### Problem description
Pull out every line below holding the word "environmental".

### Stored records
———
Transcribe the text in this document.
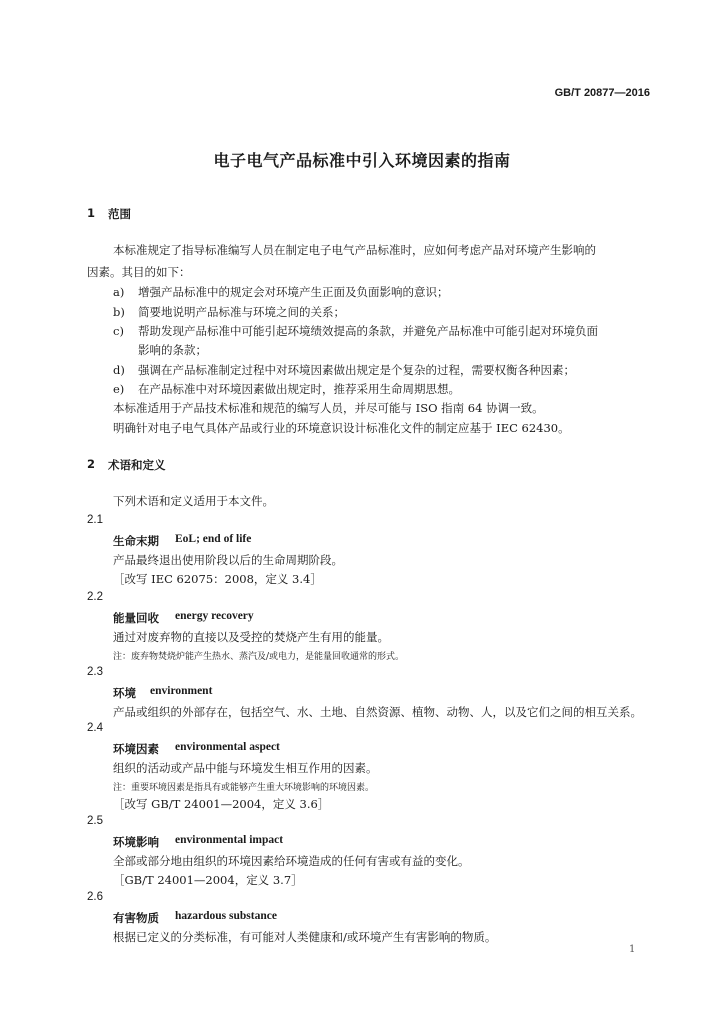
GB/T 20877—2016
电子电气产品标准中引入环境因素的指南
1 范围
本标准规定了指导标准编写人员在制定电子电气产品标准时，应如何考虑产品对环境产生影响的
因素。其目的如下：
a) 增强产品标准中的规定会对环境产生正面及负面影响的意识；
b) 简要地说明产品标准与环境之间的关系；
c) 帮助发现产品标准中可能引起环境绩效提高的条款，并避免产品标准中可能引起对环境负面
影响的条款；
d) 强调在产品标准制定过程中对环境因素做出规定是个复杂的过程，需要权衡各种因素；
e) 在产品标准中对环境因素做出规定时，推荐采用生命周期思想。
本标准适用于产品技术标准和规范的编写人员，并尽可能与 ISO 指南 64 协调一致。
明确针对电子电气具体产品或行业的环境意识设计标准化文件的制定应基于 IEC 62430。
2 术语和定义
下列术语和定义适用于本文件。
2.1
生命末期 EoL; end of life
产品最终退出使用阶段以后的生命周期阶段。
［改写 IEC 62075：2008，定义 3.4］
2.2
能量回收 energy recovery
通过对废弃物的直接以及受控的焚烧产生有用的能量。
注：废弃物焚烧炉能产生热水、蒸汽及/或电力，是能量回收通常的形式。
2.3
环境 environment
产品或组织的外部存在，包括空气、水、土地、自然资源、植物、动物、人，以及它们之间的相互关系。
2.4
环境因素 environmental aspect
组织的活动或产品中能与环境发生相互作用的因素。
注：重要环境因素是指具有或能够产生重大环境影响的环境因素。
［改写 GB/T 24001—2004，定义 3.6］
2.5
环境影响 environmental impact
全部或部分地由组织的环境因素给环境造成的任何有害或有益的变化。
［GB/T 24001—2004，定义 3.7］
2.6
有害物质 hazardous substance
根据已定义的分类标准，有可能对人类健康和/或环境产生有害影响的物质。
1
———
### Correct output
环境因素 environmental aspect
环境影响 environmental impact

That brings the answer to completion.